▶ [Stated task]
Pictures stay out of the copy; restate everything else in the material exactly.

▶ [Records to process]
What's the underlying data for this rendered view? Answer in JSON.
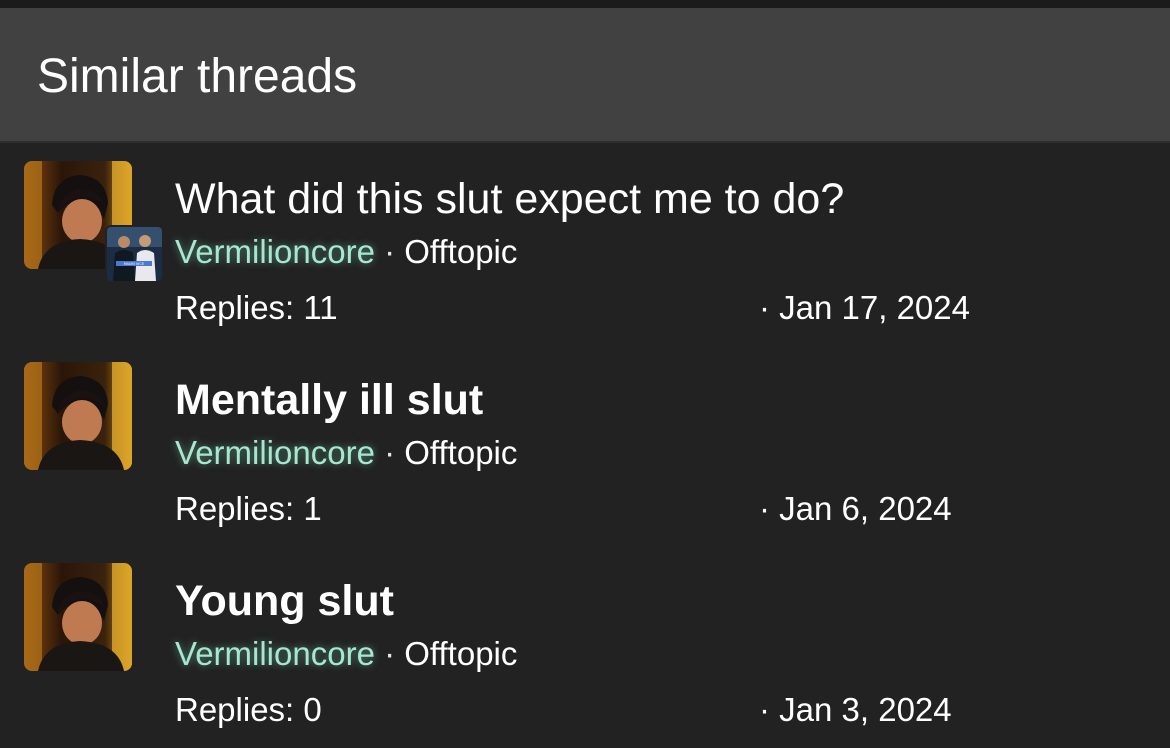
{
  "block": {
    "title": "Similar threads"
  },
  "threads": [
    {
      "title": "What did this slut expect me to do?",
      "title_bold": false,
      "author": "Vermilioncore",
      "separator": "·",
      "forum": "Offtopic",
      "replies": "Replies: 11",
      "date": "· Jan 17, 2024",
      "has_sub_avatar": true,
      "sub_avatar_text": "MIAMI VICE"
    },
    {
      "title": "Mentally ill slut",
      "title_bold": true,
      "author": "Vermilioncore",
      "separator": "·",
      "forum": "Offtopic",
      "replies": "Replies: 1",
      "date": "· Jan 6, 2024",
      "has_sub_avatar": false
    },
    {
      "title": "Young slut",
      "title_bold": true,
      "author": "Vermilioncore",
      "separator": "·",
      "forum": "Offtopic",
      "replies": "Replies: 0",
      "date": "· Jan 3, 2024",
      "has_sub_avatar": false
    }
  ],
  "colors": {
    "background": "#222222",
    "header_background": "#414141",
    "author_accent": "#a7e6cf"
  }
}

▶ [Solution]
What's the underlying data for this rendered view? Answer in JSON.
{
  "block": {
    "title": "Similar threads"
  },
  "threads": [
    {
      "title": "What did this slut expect me to do?",
      "title_bold": false,
      "author": "Vermilioncore",
      "separator": "·",
      "forum": "Offtopic",
      "replies": "Replies: 11",
      "date": "· Jan 17, 2024",
      "has_sub_avatar": true,
      "sub_avatar_text": "MIAMI VICE"
    },
    {
      "title": "Mentally ill slut",
      "title_bold": true,
      "author": "Vermilioncore",
      "separator": "·",
      "forum": "Offtopic",
      "replies": "Replies: 1",
      "date": "· Jan 6, 2024",
      "has_sub_avatar": false
    },
    {
      "title": "Young slut",
      "title_bold": true,
      "author": "Vermilioncore",
      "separator": "·",
      "forum": "Offtopic",
      "replies": "Replies: 0",
      "date": "· Jan 3, 2024",
      "has_sub_avatar": false
    }
  ],
  "colors": {
    "background": "#222222",
    "header_background": "#414141",
    "author_accent": "#a7e6cf"
  }
}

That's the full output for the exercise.